··· Supplied entries ···

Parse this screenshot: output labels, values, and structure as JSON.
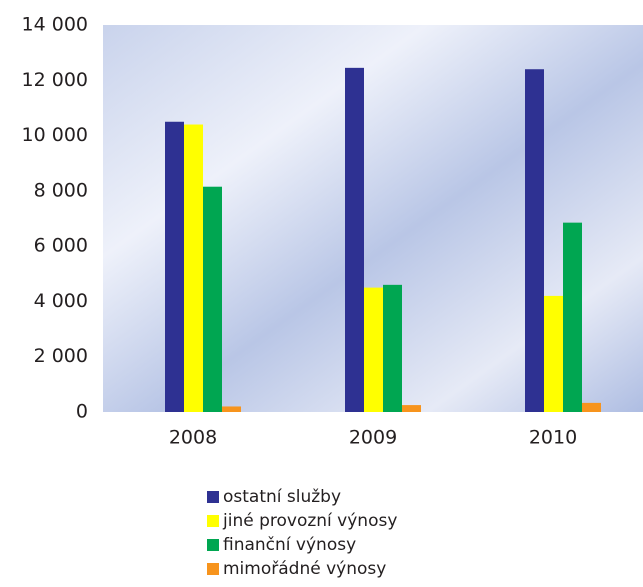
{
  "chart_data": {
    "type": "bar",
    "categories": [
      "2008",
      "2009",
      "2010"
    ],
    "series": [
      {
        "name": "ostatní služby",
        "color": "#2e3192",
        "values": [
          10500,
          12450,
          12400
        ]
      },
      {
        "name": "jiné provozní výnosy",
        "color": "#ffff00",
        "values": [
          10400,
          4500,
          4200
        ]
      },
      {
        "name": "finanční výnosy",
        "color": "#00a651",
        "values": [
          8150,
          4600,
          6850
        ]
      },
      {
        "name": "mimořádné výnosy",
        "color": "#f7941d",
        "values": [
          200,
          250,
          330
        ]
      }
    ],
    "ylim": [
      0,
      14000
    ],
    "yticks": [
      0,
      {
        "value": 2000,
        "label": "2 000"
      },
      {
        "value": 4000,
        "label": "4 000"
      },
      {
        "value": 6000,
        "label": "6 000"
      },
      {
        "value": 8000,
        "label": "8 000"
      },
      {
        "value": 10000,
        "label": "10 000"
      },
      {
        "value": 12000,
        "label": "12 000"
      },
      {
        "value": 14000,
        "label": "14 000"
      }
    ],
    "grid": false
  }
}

···
··· Supplied entries ···

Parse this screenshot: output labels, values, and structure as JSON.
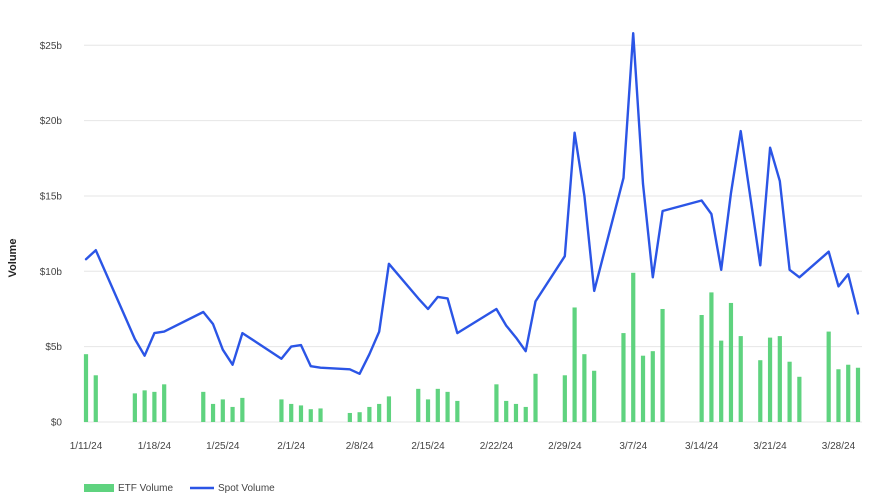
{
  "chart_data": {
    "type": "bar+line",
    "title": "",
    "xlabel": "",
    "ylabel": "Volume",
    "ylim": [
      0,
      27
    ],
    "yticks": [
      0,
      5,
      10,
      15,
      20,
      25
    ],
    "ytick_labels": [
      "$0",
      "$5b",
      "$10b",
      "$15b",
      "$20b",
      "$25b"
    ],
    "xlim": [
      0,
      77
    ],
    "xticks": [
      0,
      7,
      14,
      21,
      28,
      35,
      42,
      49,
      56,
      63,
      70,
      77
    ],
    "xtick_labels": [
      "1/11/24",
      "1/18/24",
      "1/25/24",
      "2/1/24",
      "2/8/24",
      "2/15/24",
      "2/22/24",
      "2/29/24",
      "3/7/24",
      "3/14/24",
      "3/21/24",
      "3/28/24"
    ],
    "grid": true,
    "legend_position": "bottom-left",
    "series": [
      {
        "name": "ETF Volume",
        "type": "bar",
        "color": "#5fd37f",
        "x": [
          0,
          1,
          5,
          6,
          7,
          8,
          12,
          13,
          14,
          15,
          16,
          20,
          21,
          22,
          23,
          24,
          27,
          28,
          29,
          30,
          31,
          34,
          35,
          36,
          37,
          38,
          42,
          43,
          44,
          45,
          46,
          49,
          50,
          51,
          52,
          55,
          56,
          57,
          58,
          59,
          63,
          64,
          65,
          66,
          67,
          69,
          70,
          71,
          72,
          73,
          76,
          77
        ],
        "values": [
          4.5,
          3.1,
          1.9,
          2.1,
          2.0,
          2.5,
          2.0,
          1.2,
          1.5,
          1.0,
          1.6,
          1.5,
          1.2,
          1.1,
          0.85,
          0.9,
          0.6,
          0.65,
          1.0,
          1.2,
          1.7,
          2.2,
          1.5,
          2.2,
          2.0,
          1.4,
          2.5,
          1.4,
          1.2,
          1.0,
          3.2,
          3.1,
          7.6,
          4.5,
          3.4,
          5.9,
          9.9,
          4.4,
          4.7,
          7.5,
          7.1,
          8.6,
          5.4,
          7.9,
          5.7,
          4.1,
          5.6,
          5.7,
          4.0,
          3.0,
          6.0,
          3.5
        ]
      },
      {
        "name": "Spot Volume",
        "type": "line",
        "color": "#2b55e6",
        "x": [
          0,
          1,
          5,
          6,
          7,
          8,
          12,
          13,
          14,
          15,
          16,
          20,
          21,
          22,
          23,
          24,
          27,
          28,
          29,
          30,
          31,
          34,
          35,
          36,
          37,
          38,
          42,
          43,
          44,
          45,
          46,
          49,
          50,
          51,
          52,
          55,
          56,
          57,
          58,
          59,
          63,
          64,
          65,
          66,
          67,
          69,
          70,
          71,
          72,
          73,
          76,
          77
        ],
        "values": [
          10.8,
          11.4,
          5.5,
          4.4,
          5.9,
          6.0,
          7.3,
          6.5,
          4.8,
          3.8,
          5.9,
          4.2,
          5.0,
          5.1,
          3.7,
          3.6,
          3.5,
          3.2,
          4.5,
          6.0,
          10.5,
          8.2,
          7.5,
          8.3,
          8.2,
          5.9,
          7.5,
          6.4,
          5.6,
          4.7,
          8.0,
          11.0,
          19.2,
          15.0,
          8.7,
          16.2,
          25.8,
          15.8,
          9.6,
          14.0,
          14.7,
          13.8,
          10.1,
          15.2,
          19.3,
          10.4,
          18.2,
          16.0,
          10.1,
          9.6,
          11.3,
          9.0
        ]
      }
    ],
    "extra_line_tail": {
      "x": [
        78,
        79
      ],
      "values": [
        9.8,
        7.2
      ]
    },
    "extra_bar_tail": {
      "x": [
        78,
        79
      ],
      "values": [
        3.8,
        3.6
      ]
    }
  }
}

···

**Goal:** Pick each line holding the word "name" out of the listing.

**The output:**
        "name": "ostatní služby",
        "name": "jiné provozní výnosy",
        "name": "finanční výnosy",
        "name": "mimořádné výnosy",
        "name": "ETF Volume",
        "name": "Spot Volume",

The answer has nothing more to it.